> **Written request**: Copy out each line that includes the word "color".
------------------------------------------------------------
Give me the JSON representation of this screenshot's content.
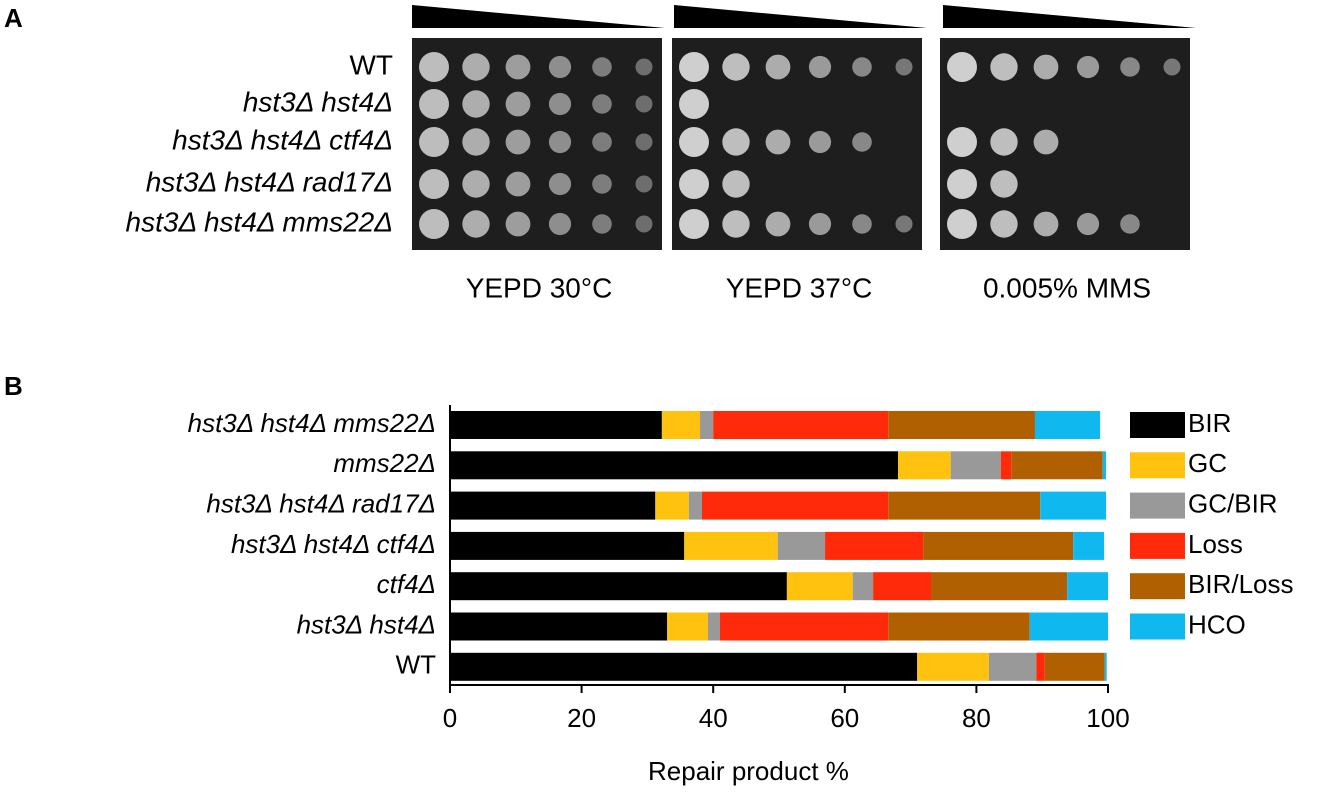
{
  "panel_a": {
    "label": "A",
    "strains": [
      "WT",
      "hst3Δ hst4Δ",
      "hst3Δ hst4Δ ctf4Δ",
      "hst3Δ hst4Δ rad17Δ",
      "hst3Δ hst4Δ mms22Δ"
    ],
    "conditions": [
      "YEPD 30°C",
      "YEPD 37°C",
      "0.005% MMS"
    ]
  },
  "chart_data": {
    "type": "stacked-barh",
    "label": "B",
    "x_label": "Repair product %",
    "categories": [
      "hst3Δ hst4Δ mms22Δ",
      "mms22Δ",
      "hst3Δ hst4Δ rad17Δ",
      "hst3Δ hst4Δ ctf4Δ",
      "ctf4Δ",
      "hst3Δ hst4Δ",
      "WT"
    ],
    "series": [
      {
        "name": "BIR",
        "color": "#000000",
        "values": [
          32.2,
          68.1,
          31.2,
          35.6,
          51.2,
          33.0,
          71.0
        ]
      },
      {
        "name": "GC",
        "color": "#ffc20e",
        "values": [
          5.8,
          8.0,
          5.1,
          14.2,
          10.0,
          6.2,
          10.9
        ]
      },
      {
        "name": "GC/BIR",
        "color": "#999999",
        "values": [
          2.0,
          7.6,
          2.0,
          7.2,
          3.1,
          1.8,
          7.2
        ]
      },
      {
        "name": "Loss",
        "color": "#ff2a0a",
        "values": [
          26.6,
          1.6,
          28.3,
          14.9,
          8.8,
          25.6,
          1.3
        ]
      },
      {
        "name": "BIR/Loss",
        "color": "#b06000",
        "values": [
          22.3,
          13.9,
          23.1,
          22.8,
          20.7,
          21.5,
          9.1
        ]
      },
      {
        "name": "HCO",
        "color": "#10b8f0",
        "values": [
          9.9,
          0.5,
          10.0,
          4.7,
          6.2,
          11.9,
          0.3
        ]
      }
    ],
    "xlim": [
      0,
      100
    ],
    "xticks": [
      0,
      20,
      40,
      60,
      80,
      100
    ]
  }
}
------------------------------------------------------------
> **Solution to this problem**:
        "color": "#000000",
        "color": "#ffc20e",
        "color": "#999999",
        "color": "#ff2a0a",
        "color": "#b06000",
        "color": "#10b8f0",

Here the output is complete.